Your task is to output the entries below word for word.
───── Supplied material
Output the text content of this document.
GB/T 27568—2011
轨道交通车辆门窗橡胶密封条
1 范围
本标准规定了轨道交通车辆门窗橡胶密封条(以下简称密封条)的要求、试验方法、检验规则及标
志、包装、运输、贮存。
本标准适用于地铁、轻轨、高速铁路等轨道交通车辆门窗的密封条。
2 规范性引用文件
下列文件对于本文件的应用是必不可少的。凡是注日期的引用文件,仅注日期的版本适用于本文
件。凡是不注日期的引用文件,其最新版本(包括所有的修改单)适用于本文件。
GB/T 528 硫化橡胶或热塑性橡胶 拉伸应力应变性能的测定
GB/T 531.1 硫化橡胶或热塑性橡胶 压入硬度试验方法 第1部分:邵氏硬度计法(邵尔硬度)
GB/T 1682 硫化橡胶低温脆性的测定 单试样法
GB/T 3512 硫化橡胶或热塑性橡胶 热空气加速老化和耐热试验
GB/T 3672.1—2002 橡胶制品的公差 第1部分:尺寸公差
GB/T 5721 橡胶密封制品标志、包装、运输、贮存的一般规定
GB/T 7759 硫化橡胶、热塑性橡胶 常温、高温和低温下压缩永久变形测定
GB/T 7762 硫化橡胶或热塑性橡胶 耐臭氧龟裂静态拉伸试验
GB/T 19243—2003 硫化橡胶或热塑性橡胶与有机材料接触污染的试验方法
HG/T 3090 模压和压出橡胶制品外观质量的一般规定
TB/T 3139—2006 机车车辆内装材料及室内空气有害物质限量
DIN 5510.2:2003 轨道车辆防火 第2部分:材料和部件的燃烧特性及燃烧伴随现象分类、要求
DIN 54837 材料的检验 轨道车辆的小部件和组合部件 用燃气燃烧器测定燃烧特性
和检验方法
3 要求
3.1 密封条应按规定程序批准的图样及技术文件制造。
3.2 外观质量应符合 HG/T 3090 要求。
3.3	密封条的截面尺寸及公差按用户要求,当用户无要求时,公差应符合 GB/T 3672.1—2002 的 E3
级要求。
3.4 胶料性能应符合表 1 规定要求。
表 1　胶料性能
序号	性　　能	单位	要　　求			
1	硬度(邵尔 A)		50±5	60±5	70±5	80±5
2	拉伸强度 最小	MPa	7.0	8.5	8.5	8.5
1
──────────
Complete output
Output the text content of this document.
GB/T 27568—2011
轨道交通车辆门窗橡胶密封条
1 范围
本标准规定了轨道交通车辆门窗橡胶密封条(以下简称密封条)的要求、试验方法、检验规则及标
志、包装、运输、贮存。
本标准适用于地铁、轻轨、高速铁路等轨道交通车辆门窗的密封条。
2 规范性引用文件
下列文件对于本文件的应用是必不可少的。凡是注日期的引用文件,仅注日期的版本适用于本文
件。凡是不注日期的引用文件,其最新版本(包括所有的修改单)适用于本文件。
GB/T 528 硫化橡胶或热塑性橡胶 拉伸应力应变性能的测定
GB/T 531.1 硫化橡胶或热塑性橡胶 压入硬度试验方法 第1部分:邵氏硬度计法(邵尔硬度)
GB/T 1682 硫化橡胶低温脆性的测定 单试样法
GB/T 3512 硫化橡胶或热塑性橡胶 热空气加速老化和耐热试验
GB/T 3672.1—2002 橡胶制品的公差 第1部分:尺寸公差
GB/T 5721 橡胶密封制品标志、包装、运输、贮存的一般规定
GB/T 7759 硫化橡胶、热塑性橡胶 常温、高温和低温下压缩永久变形测定
GB/T 7762 硫化橡胶或热塑性橡胶 耐臭氧龟裂静态拉伸试验
GB/T 19243—2003 硫化橡胶或热塑性橡胶与有机材料接触污染的试验方法
HG/T 3090 模压和压出橡胶制品外观质量的一般规定
TB/T 3139—2006 机车车辆内装材料及室内空气有害物质限量
DIN 5510.2:2003 轨道车辆防火 第2部分:材料和部件的燃烧特性及燃烧伴随现象分类、要求
DIN 54837 材料的检验 轨道车辆的小部件和组合部件 用燃气燃烧器测定燃烧特性
和检验方法
3 要求
3.1 密封条应按规定程序批准的图样及技术文件制造。
3.2 外观质量应符合 HG/T 3090 要求。
3.3	密封条的截面尺寸及公差按用户要求,当用户无要求时,公差应符合 GB/T 3672.1—2002 的 E3
级要求。
3.4 胶料性能应符合表 1 规定要求。
表 1　胶料性能
序号	性　　能	单位	要　　求			
1	硬度(邵尔 A)		50±5	60±5	70±5	80±5
2	拉伸强度 最小	MPa	7.0	8.5	8.5	8.5
1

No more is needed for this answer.